* _What this task involves_
Repeat the records in full and exactly, omitting pictures.

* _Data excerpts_
* Start *
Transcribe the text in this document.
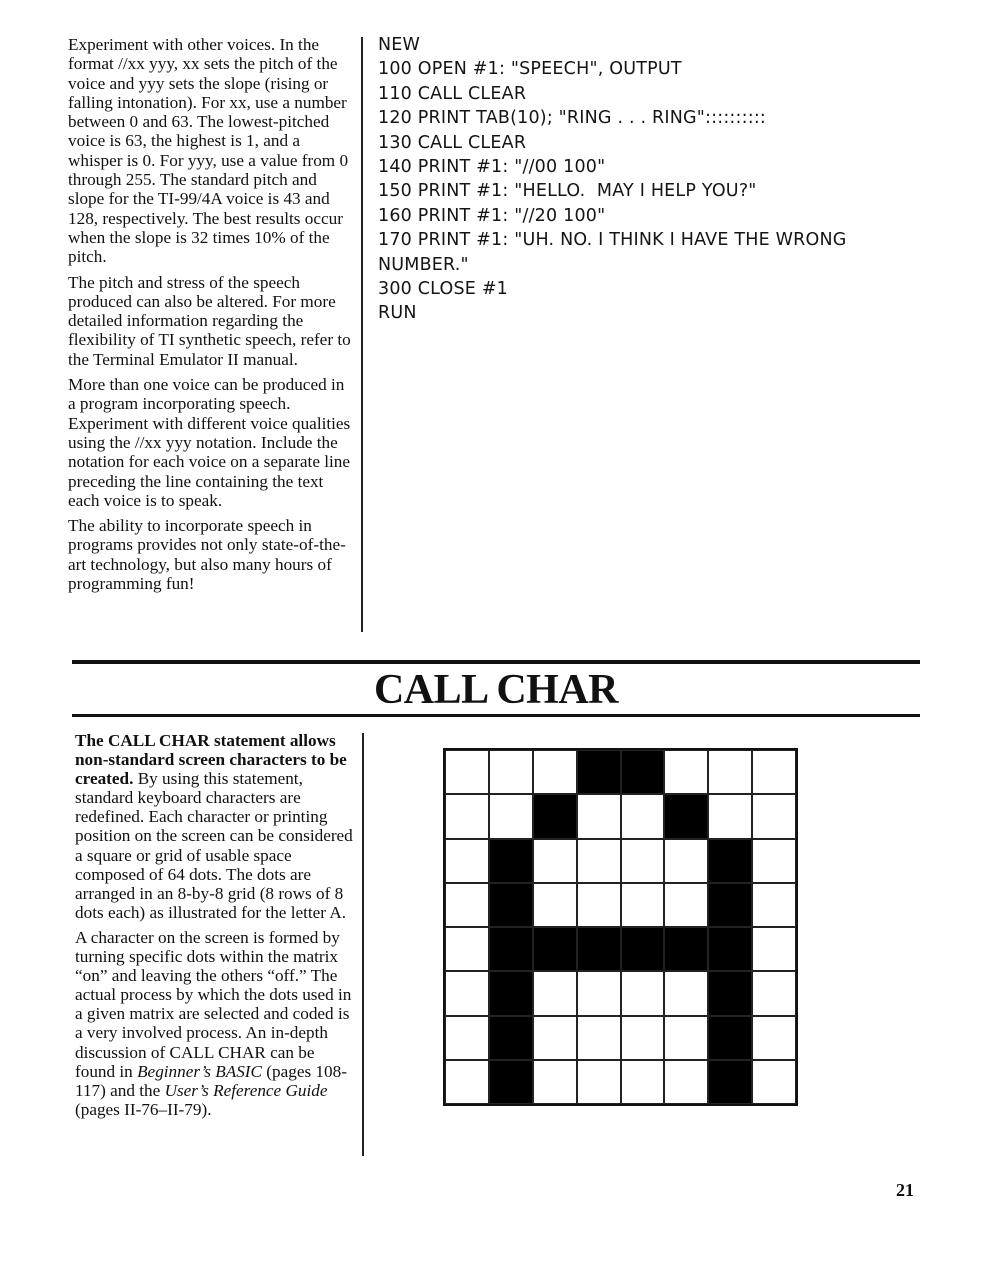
Experiment with other voices. In the format //xx yyy, xx sets the pitch of the voice and yyy sets the slope (rising or falling intonation). For xx, use a number between 0 and 63. The lowest-pitched voice is 63, the highest is 1, and a whisper is 0. For yyy, use a value from 0 through 255. The standard pitch and slope for the TI-99/4A voice is 43 and 128, respectively. The best results occur when the slope is 32 times 10% of the pitch.

The pitch and stress of the speech produced can also be altered. For more detailed information regarding the flexibility of TI synthetic speech, refer to the Terminal Emulator II manual.

More than one voice can be produced in a program incorporating speech. Experiment with different voice qualities using the //xx yyy notation. Include the notation for each voice on a separate line preceding the line containing the text each voice is to speak.

The ability to incorporate speech in programs provides not only state-of-the-art technology, but also many hours of programming fun!

NEW
100 OPEN #1: "SPEECH", OUTPUT
110 CALL CLEAR
120 PRINT TAB(10); "RING . . . RING"::::::::::
130 CALL CLEAR
140 PRINT #1: "//00 100"
150 PRINT #1: "HELLO.  MAY I HELP YOU?"
160 PRINT #1: "//20 100"
170 PRINT #1: "UH. NO. I THINK I HAVE THE WRONG NUMBER."
300 CLOSE #1
RUN
CALL CHAR

The CALL CHAR statement allows non-standard screen characters to be created. By using this statement, standard keyboard characters are redefined. Each character or printing position on the screen can be considered a square or grid of usable space composed of 64 dots. The dots are arranged in an 8-by-8 grid (8 rows of 8 dots each) as illustrated for the letter A.

A character on the screen is formed by turning specific dots within the matrix “on” and leaving the others “off.” The actual process by which the dots used in a given matrix are selected and coded is a very involved process. An in-depth discussion of CALL CHAR can be found in Beginner’s BASIC (pages 108-117) and the User’s Reference Guide (pages II-76–II-79).

21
* End *
* _Solution to this task_
Transcribe the text in this document.
Experiment with other voices. In the format //xx yyy, xx sets the pitch of the voice and yyy sets the slope (rising or falling intonation). For xx, use a number between 0 and 63. The lowest-pitched voice is 63, the highest is 1, and a whisper is 0. For yyy, use a value from 0 through 255. The standard pitch and slope for the TI-99/4A voice is 43 and 128, respectively. The best results occur when the slope is 32 times 10% of the pitch.

The pitch and stress of the speech produced can also be altered. For more detailed information regarding the flexibility of TI synthetic speech, refer to the Terminal Emulator II manual.

More than one voice can be produced in a program incorporating speech. Experiment with different voice qualities using the //xx yyy notation. Include the notation for each voice on a separate line preceding the line containing the text each voice is to speak.

The ability to incorporate speech in programs provides not only state-of-the-art technology, but also many hours of programming fun!

NEW
100 OPEN #1: "SPEECH", OUTPUT
110 CALL CLEAR
120 PRINT TAB(10); "RING . . . RING"::::::::::
130 CALL CLEAR
140 PRINT #1: "//00 100"
150 PRINT #1: "HELLO.  MAY I HELP YOU?"
160 PRINT #1: "//20 100"
170 PRINT #1: "UH. NO. I THINK I HAVE THE WRONG NUMBER."
300 CLOSE #1
RUN
CALL CHAR

The CALL CHAR statement allows non-standard screen characters to be created. By using this statement, standard keyboard characters are redefined. Each character or printing position on the screen can be considered a square or grid of usable space composed of 64 dots. The dots are arranged in an 8-by-8 grid (8 rows of 8 dots each) as illustrated for the letter A.

A character on the screen is formed by turning specific dots within the matrix “on” and leaving the others “off.” The actual process by which the dots used in a given matrix are selected and coded is a very involved process. An in-depth discussion of CALL CHAR can be found in Beginner’s BASIC (pages 108-117) and the User’s Reference Guide (pages II-76–II-79).

21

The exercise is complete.